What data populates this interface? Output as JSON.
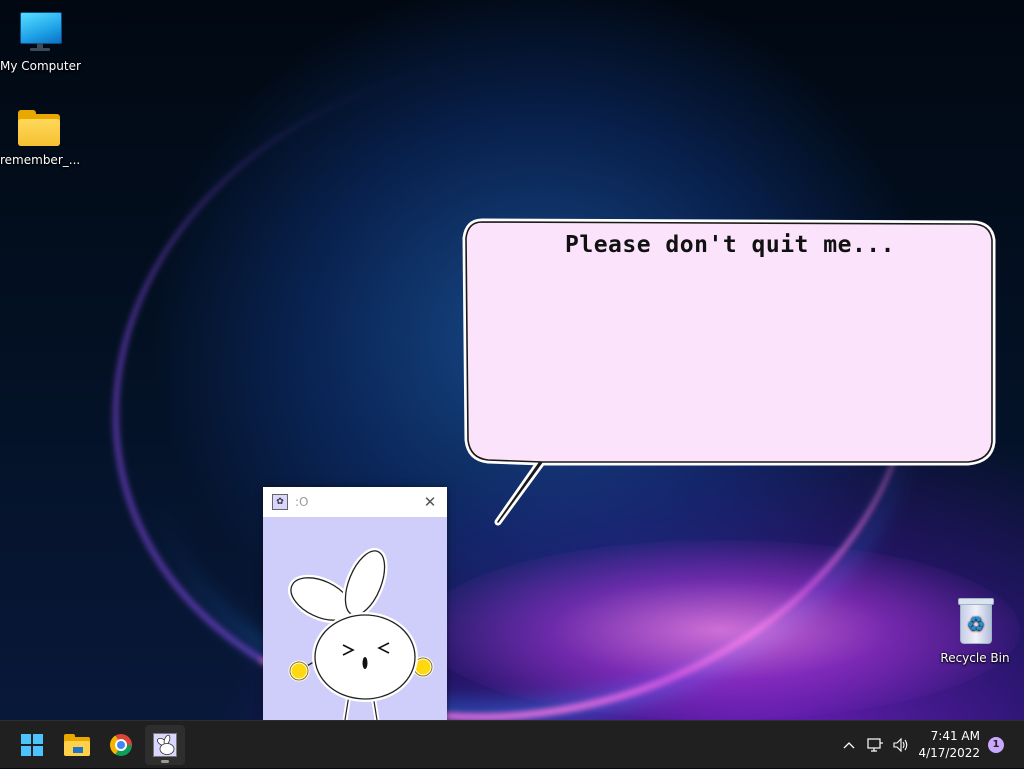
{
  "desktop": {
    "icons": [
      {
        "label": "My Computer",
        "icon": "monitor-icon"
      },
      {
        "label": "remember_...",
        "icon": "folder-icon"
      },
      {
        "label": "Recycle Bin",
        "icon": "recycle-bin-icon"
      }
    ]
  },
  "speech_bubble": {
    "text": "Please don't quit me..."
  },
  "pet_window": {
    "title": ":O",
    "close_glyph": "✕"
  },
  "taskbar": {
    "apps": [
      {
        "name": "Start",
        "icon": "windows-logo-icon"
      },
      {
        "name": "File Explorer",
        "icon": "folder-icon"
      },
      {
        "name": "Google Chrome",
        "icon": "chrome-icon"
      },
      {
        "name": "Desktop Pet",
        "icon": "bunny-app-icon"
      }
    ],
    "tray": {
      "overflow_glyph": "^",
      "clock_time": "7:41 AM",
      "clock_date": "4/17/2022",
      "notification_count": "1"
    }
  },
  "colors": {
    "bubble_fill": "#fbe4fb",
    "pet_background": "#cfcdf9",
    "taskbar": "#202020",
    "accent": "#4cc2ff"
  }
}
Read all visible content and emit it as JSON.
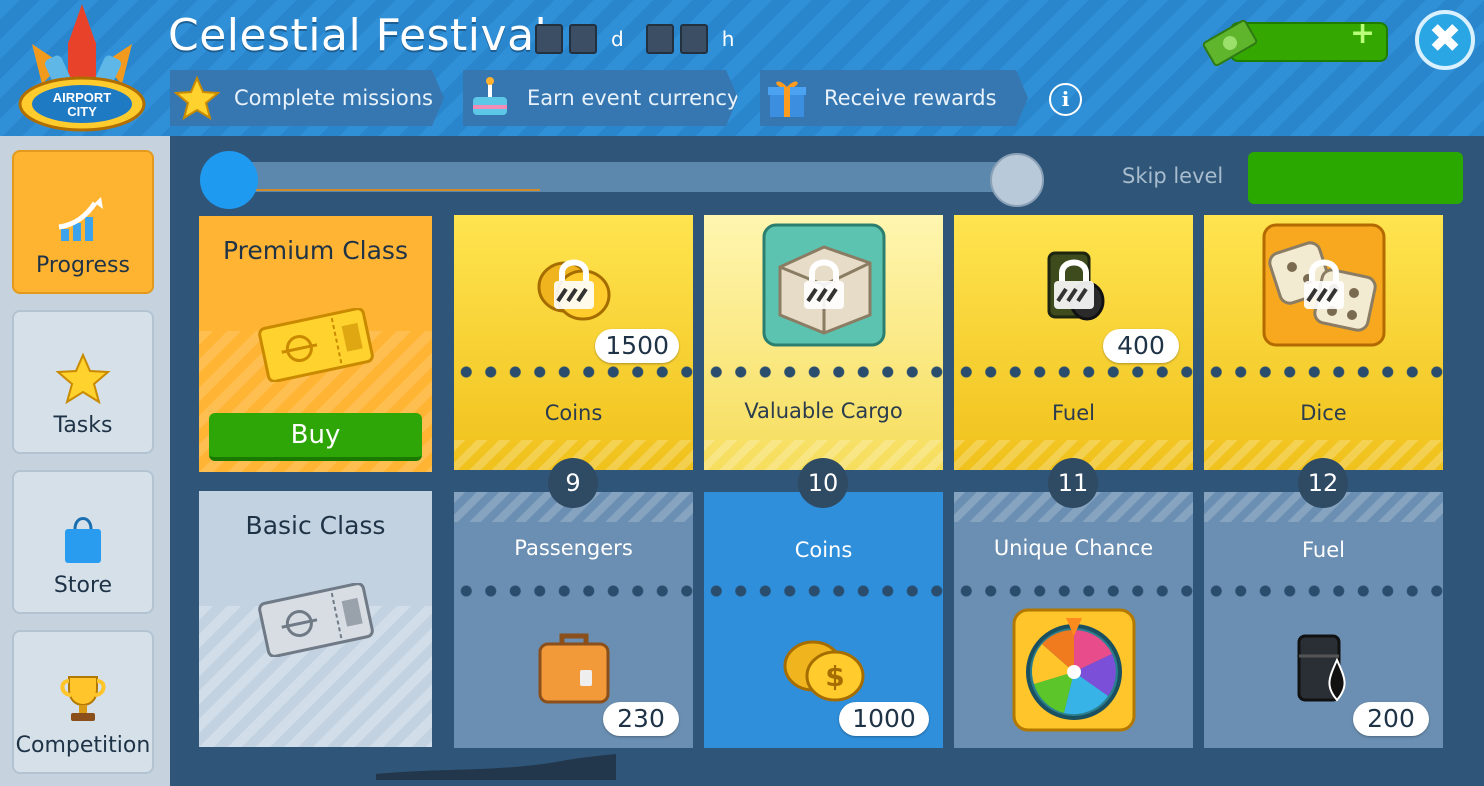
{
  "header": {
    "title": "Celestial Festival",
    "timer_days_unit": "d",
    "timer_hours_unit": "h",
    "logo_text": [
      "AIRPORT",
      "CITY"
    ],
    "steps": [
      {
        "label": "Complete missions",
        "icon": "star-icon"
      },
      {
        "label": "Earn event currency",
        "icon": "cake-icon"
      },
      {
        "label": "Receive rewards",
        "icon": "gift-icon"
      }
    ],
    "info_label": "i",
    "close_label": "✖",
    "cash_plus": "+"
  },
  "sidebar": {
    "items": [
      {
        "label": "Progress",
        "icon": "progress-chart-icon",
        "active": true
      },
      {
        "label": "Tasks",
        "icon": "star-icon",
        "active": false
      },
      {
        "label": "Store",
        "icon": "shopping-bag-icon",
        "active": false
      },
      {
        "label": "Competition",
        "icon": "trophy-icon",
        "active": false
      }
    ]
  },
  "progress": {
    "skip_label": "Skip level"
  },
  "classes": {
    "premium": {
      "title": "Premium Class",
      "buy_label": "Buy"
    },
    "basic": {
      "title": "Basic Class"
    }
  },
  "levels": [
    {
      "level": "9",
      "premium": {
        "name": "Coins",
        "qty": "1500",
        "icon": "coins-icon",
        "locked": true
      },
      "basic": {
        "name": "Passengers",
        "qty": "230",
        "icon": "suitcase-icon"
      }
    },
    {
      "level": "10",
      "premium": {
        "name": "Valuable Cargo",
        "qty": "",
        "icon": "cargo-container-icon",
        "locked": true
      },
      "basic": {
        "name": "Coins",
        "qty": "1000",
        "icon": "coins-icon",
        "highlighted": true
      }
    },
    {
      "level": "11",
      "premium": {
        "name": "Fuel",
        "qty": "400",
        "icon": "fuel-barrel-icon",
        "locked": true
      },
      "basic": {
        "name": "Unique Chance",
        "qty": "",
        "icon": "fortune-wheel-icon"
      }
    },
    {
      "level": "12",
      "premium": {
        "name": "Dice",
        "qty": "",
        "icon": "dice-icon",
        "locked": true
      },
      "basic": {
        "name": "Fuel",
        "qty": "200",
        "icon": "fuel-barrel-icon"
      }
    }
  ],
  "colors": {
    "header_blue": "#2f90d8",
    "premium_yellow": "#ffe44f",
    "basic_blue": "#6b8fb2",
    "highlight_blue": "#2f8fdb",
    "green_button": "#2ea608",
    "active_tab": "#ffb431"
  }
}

STATED TASK:
Retype every entry verbatim and exclude the pictures from the copy.

SOLVED PROBLEM:
What data populates this interface? Output as JSON.
{
  "desktop": {
    "icons": [
      {
        "label": "My Computer",
        "icon": "monitor-icon"
      },
      {
        "label": "remember_...",
        "icon": "folder-icon"
      },
      {
        "label": "Recycle Bin",
        "icon": "recycle-bin-icon"
      }
    ]
  },
  "speech_bubble": {
    "text": "Please don't quit me..."
  },
  "pet_window": {
    "title": ":O",
    "close_glyph": "✕"
  },
  "taskbar": {
    "apps": [
      {
        "name": "Start",
        "icon": "windows-logo-icon"
      },
      {
        "name": "File Explorer",
        "icon": "folder-icon"
      },
      {
        "name": "Google Chrome",
        "icon": "chrome-icon"
      },
      {
        "name": "Desktop Pet",
        "icon": "bunny-app-icon"
      }
    ],
    "tray": {
      "overflow_glyph": "^",
      "clock_time": "7:41 AM",
      "clock_date": "4/17/2022",
      "notification_count": "1"
    }
  },
  "colors": {
    "bubble_fill": "#fbe4fb",
    "pet_background": "#cfcdf9",
    "taskbar": "#202020",
    "accent": "#4cc2ff"
  }
}
Read all visible content and emit it as JSON.
{
  "header": {
    "title": "Celestial Festival",
    "timer_days_unit": "d",
    "timer_hours_unit": "h",
    "logo_text": [
      "AIRPORT",
      "CITY"
    ],
    "steps": [
      {
        "label": "Complete missions",
        "icon": "star-icon"
      },
      {
        "label": "Earn event currency",
        "icon": "cake-icon"
      },
      {
        "label": "Receive rewards",
        "icon": "gift-icon"
      }
    ],
    "info_label": "i",
    "close_label": "✖",
    "cash_plus": "+"
  },
  "sidebar": {
    "items": [
      {
        "label": "Progress",
        "icon": "progress-chart-icon",
        "active": true
      },
      {
        "label": "Tasks",
        "icon": "star-icon",
        "active": false
      },
      {
        "label": "Store",
        "icon": "shopping-bag-icon",
        "active": false
      },
      {
        "label": "Competition",
        "icon": "trophy-icon",
        "active": false
      }
    ]
  },
  "progress": {
    "skip_label": "Skip level"
  },
  "classes": {
    "premium": {
      "title": "Premium Class",
      "buy_label": "Buy"
    },
    "basic": {
      "title": "Basic Class"
    }
  },
  "levels": [
    {
      "level": "9",
      "premium": {
        "name": "Coins",
        "qty": "1500",
        "icon": "coins-icon",
        "locked": true
      },
      "basic": {
        "name": "Passengers",
        "qty": "230",
        "icon": "suitcase-icon"
      }
    },
    {
      "level": "10",
      "premium": {
        "name": "Valuable Cargo",
        "qty": "",
        "icon": "cargo-container-icon",
        "locked": true
      },
      "basic": {
        "name": "Coins",
        "qty": "1000",
        "icon": "coins-icon",
        "highlighted": true
      }
    },
    {
      "level": "11",
      "premium": {
        "name": "Fuel",
        "qty": "400",
        "icon": "fuel-barrel-icon",
        "locked": true
      },
      "basic": {
        "name": "Unique Chance",
        "qty": "",
        "icon": "fortune-wheel-icon"
      }
    },
    {
      "level": "12",
      "premium": {
        "name": "Dice",
        "qty": "",
        "icon": "dice-icon",
        "locked": true
      },
      "basic": {
        "name": "Fuel",
        "qty": "200",
        "icon": "fuel-barrel-icon"
      }
    }
  ],
  "colors": {
    "header_blue": "#2f90d8",
    "premium_yellow": "#ffe44f",
    "basic_blue": "#6b8fb2",
    "highlight_blue": "#2f8fdb",
    "green_button": "#2ea608",
    "active_tab": "#ffb431"
  }
}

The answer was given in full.